Written instruction >>
Look through the material below, count the lines containing the word "even", and state only the count.
[START OF The records]
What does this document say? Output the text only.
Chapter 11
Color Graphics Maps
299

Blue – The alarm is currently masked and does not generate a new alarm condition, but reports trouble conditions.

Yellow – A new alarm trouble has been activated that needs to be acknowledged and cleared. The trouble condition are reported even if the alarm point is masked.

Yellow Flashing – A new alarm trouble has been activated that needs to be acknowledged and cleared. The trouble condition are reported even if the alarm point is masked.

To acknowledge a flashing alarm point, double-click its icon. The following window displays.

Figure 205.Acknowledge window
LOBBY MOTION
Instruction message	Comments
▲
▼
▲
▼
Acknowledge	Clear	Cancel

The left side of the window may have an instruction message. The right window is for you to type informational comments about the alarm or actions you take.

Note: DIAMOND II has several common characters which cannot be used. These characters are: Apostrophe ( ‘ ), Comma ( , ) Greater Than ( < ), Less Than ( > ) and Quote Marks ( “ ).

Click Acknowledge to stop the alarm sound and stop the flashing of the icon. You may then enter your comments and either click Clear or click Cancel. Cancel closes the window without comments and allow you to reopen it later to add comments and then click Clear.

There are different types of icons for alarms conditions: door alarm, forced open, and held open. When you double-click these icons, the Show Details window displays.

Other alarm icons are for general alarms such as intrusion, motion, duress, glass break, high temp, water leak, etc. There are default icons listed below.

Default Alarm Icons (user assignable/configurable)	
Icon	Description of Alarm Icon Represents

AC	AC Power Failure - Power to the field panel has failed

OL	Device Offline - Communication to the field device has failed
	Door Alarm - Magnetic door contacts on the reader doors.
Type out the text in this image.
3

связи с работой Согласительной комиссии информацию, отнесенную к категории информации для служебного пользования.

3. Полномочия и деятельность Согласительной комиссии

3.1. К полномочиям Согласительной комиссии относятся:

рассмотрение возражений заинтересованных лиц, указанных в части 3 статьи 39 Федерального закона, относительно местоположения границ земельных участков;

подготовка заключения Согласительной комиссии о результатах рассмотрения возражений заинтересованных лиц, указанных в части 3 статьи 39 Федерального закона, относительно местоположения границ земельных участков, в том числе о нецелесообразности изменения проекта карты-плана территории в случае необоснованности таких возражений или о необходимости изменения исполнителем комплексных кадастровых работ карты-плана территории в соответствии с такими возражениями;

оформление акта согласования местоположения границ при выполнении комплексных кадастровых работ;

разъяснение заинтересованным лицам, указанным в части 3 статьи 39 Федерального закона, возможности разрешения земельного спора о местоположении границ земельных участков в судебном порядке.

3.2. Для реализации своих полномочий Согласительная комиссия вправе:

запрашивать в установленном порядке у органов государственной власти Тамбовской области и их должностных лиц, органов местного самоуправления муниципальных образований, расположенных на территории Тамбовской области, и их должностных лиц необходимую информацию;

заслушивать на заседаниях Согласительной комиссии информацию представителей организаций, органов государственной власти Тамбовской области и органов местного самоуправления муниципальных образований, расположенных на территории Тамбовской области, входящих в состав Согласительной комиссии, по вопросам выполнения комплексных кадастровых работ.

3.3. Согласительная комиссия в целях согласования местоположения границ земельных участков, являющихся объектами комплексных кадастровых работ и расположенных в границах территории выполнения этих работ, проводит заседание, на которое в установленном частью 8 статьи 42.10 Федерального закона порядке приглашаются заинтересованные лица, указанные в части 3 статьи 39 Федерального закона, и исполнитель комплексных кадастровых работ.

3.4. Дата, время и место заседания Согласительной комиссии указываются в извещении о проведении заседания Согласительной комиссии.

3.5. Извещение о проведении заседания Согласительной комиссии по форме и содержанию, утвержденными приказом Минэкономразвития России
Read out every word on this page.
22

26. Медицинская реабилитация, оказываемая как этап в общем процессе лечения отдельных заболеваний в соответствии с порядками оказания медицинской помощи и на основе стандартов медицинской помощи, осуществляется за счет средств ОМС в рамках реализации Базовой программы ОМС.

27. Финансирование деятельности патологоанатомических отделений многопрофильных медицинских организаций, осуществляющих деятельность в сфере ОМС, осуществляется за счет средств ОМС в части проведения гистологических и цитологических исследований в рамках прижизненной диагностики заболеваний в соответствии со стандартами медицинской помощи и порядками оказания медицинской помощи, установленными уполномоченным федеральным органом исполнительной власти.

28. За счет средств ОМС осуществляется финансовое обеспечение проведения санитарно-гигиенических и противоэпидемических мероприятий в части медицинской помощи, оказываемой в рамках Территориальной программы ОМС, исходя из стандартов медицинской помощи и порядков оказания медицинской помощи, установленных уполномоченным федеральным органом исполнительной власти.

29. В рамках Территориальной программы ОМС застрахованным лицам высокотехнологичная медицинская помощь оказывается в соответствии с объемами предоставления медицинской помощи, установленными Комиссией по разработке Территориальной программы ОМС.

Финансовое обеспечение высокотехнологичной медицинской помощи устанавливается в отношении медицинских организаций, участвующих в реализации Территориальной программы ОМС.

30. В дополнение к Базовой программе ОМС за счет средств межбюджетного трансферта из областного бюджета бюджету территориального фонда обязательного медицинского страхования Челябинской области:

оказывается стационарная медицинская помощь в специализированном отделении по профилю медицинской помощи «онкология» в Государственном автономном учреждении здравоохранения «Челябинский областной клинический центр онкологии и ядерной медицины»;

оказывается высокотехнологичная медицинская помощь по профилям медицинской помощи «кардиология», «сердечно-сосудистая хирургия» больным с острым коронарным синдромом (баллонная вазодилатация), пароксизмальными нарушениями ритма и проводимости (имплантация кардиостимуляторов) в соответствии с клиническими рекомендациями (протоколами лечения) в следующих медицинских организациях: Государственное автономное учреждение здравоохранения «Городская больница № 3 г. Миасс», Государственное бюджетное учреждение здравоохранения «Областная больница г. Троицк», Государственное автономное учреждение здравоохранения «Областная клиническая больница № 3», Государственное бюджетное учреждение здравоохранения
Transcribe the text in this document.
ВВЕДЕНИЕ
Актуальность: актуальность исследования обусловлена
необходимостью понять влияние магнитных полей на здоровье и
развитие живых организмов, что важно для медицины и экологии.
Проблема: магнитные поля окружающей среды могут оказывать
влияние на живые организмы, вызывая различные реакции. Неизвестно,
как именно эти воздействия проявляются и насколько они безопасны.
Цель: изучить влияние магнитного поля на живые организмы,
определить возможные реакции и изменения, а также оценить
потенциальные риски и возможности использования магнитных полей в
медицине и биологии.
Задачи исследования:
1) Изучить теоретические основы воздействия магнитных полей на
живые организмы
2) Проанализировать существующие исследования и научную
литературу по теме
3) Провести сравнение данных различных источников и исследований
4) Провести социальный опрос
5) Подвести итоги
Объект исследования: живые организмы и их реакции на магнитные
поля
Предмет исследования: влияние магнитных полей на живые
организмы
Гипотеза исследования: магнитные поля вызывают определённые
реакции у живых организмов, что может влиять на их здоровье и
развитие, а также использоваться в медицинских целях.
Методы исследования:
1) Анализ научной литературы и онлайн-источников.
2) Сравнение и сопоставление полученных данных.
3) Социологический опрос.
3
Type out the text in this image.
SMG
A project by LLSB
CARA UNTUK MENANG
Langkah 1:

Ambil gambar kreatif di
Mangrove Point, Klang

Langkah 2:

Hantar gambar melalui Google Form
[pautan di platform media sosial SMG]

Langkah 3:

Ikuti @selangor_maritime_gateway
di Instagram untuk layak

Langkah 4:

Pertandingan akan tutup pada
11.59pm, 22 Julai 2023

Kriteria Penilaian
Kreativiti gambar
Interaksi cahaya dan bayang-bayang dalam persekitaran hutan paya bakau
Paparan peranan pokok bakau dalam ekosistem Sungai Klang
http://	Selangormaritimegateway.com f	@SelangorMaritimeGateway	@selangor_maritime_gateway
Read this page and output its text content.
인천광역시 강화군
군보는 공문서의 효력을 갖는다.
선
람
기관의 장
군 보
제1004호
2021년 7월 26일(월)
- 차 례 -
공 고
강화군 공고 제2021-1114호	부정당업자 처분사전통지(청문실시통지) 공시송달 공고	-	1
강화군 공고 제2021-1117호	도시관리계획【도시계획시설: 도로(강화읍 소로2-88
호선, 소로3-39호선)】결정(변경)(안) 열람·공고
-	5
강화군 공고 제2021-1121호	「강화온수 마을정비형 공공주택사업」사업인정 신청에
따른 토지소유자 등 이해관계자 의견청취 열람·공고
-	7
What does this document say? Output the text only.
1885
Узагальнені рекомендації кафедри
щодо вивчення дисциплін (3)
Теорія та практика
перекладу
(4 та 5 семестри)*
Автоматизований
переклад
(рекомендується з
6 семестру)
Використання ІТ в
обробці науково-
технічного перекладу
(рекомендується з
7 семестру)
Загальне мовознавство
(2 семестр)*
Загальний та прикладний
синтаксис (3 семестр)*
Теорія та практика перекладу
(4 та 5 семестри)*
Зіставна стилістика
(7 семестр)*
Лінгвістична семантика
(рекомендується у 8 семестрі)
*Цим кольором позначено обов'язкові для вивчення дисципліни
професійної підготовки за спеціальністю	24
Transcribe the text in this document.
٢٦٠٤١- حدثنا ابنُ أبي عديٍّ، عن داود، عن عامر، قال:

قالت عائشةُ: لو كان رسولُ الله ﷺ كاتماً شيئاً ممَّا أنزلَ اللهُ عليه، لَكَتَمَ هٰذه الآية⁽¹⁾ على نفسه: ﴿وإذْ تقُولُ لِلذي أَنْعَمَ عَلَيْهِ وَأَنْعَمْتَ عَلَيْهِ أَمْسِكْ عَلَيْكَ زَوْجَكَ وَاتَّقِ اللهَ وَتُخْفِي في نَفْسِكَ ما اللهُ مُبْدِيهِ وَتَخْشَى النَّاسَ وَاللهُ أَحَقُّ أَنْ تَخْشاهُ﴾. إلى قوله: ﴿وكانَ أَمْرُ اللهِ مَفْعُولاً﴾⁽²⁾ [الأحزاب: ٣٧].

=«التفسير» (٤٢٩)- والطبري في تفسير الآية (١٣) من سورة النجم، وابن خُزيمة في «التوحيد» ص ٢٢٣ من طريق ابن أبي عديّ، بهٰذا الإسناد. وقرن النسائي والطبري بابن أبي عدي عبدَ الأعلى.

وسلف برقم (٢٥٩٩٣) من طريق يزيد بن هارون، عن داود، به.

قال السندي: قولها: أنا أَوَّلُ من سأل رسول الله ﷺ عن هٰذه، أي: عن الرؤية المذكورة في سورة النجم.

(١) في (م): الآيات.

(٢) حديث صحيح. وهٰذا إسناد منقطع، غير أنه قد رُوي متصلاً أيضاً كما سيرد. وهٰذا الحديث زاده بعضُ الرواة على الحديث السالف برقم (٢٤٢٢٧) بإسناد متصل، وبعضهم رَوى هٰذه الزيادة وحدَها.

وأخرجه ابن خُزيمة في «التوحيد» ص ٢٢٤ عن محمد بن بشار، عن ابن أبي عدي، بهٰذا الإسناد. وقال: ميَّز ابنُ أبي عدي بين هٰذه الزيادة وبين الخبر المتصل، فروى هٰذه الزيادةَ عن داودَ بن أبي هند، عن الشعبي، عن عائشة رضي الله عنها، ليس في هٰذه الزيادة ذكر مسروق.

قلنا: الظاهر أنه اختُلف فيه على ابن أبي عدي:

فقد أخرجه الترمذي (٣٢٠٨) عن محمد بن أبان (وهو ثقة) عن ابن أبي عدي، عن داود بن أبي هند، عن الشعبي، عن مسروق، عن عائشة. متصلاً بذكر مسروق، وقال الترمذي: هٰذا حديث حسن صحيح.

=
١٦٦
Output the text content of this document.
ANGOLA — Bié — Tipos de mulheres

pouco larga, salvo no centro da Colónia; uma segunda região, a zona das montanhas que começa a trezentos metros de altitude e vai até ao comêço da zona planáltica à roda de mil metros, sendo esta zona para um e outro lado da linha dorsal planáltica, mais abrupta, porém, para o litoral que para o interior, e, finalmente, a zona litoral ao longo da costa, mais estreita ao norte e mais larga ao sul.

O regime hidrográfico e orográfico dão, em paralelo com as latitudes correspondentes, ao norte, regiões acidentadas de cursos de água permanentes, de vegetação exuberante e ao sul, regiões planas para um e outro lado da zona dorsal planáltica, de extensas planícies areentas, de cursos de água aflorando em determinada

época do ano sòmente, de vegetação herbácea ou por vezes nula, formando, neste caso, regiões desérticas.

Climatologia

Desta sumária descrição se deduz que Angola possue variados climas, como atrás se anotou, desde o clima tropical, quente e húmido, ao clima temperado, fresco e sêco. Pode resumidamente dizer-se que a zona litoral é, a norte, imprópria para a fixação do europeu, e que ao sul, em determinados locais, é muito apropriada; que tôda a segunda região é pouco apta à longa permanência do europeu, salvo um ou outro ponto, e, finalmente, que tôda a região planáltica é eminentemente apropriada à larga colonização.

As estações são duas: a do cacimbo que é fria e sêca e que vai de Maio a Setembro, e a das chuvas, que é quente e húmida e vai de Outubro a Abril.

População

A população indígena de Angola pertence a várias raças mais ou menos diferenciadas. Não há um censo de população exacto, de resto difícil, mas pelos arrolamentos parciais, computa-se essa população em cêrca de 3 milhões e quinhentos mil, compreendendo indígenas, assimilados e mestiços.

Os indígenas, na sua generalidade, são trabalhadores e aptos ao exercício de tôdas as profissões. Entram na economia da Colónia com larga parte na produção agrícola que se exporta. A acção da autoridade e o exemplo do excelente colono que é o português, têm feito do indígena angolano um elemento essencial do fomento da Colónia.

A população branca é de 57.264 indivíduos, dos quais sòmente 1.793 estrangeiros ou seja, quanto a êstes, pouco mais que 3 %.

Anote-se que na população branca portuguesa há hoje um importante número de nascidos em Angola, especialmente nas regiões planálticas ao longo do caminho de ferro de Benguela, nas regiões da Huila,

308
[END OF The records]
Task response >>
2